- AIM
Below are the records. List every line holding the word "Falling".

- Figure record extracts
----------------

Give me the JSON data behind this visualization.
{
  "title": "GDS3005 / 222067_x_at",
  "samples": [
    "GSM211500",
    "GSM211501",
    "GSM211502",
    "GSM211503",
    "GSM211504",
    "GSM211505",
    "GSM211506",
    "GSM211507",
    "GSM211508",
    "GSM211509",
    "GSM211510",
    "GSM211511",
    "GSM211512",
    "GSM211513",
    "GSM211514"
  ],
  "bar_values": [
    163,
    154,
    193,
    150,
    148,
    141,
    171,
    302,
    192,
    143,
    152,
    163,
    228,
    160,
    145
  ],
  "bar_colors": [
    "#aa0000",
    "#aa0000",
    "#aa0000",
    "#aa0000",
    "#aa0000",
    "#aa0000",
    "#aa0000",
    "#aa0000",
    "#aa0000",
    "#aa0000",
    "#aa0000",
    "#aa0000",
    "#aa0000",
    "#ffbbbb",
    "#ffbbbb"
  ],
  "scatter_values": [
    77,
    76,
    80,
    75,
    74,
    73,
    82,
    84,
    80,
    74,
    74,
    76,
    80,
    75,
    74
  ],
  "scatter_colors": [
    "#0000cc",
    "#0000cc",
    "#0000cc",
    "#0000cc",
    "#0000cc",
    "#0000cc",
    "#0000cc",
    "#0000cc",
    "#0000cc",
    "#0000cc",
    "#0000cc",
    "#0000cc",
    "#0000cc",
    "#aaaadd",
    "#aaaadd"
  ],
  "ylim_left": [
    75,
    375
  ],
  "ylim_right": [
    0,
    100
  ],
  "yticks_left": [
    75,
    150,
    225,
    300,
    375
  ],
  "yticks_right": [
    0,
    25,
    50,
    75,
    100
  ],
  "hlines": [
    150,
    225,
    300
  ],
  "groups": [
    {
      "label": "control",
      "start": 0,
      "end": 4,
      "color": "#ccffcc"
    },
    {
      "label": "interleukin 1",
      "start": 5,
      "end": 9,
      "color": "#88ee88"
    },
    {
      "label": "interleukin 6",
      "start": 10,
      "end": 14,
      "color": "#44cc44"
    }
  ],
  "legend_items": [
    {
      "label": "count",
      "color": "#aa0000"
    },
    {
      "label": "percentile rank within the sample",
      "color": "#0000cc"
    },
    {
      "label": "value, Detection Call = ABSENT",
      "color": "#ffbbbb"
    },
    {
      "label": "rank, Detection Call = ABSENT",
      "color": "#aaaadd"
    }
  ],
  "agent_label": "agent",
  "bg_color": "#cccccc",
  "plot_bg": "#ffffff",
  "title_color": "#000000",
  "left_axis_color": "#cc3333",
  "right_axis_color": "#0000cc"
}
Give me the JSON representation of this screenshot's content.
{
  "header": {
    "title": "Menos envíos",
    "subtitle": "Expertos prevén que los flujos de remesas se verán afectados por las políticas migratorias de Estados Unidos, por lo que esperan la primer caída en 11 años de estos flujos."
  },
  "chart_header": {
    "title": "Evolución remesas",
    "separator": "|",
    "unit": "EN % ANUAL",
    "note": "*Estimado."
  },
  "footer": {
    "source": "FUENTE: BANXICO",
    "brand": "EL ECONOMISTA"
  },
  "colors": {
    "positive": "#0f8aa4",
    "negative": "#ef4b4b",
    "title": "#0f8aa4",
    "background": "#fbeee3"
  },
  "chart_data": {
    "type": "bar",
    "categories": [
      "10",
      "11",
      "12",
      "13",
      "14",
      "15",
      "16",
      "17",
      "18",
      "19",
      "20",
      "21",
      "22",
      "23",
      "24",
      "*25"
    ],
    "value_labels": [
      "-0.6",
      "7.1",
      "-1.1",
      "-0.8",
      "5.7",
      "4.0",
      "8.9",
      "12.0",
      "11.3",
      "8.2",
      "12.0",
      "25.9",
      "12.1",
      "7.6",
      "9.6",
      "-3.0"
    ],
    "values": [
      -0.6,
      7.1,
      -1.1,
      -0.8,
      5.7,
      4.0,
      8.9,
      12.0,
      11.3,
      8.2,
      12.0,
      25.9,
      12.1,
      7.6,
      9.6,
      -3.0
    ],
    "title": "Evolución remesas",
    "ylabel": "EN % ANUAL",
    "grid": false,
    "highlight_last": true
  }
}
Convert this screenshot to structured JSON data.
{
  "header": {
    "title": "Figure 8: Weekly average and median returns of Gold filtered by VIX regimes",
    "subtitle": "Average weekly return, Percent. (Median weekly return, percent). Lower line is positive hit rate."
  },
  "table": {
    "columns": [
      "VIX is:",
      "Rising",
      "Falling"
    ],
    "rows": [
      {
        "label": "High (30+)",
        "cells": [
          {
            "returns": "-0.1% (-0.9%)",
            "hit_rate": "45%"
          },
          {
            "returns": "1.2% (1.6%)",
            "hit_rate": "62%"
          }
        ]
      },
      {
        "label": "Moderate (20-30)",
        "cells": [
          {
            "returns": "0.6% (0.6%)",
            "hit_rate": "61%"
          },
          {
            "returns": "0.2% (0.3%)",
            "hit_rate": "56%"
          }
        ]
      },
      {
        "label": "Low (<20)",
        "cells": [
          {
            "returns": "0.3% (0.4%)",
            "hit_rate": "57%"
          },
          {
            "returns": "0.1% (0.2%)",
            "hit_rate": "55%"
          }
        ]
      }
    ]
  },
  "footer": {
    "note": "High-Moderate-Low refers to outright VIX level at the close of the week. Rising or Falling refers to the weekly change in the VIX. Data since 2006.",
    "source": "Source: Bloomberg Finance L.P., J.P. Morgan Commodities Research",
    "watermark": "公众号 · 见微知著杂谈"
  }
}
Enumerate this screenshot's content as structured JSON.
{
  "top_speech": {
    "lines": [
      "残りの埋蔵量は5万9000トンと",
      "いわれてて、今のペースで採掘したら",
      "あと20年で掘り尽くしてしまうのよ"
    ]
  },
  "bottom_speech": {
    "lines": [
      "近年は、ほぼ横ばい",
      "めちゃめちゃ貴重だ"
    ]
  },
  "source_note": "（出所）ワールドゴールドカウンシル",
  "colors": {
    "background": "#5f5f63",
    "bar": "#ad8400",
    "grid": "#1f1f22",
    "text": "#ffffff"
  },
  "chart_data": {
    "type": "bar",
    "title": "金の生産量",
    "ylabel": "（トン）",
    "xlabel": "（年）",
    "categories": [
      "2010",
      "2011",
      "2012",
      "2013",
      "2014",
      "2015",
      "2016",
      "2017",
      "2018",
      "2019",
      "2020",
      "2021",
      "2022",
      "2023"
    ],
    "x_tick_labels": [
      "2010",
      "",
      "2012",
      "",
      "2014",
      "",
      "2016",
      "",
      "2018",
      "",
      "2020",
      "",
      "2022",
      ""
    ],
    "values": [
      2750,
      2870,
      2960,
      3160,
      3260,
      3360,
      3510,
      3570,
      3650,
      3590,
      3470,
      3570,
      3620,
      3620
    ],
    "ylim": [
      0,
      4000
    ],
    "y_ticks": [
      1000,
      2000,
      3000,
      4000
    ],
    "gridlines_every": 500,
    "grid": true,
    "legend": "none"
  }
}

----------------

- FULL OUTPUT
      "Falling"
    "note": "High-Moderate-Low refers to outright VIX level at the close of the week. Rising or Falling refers to the weekly change in the VIX. Data since 2006.",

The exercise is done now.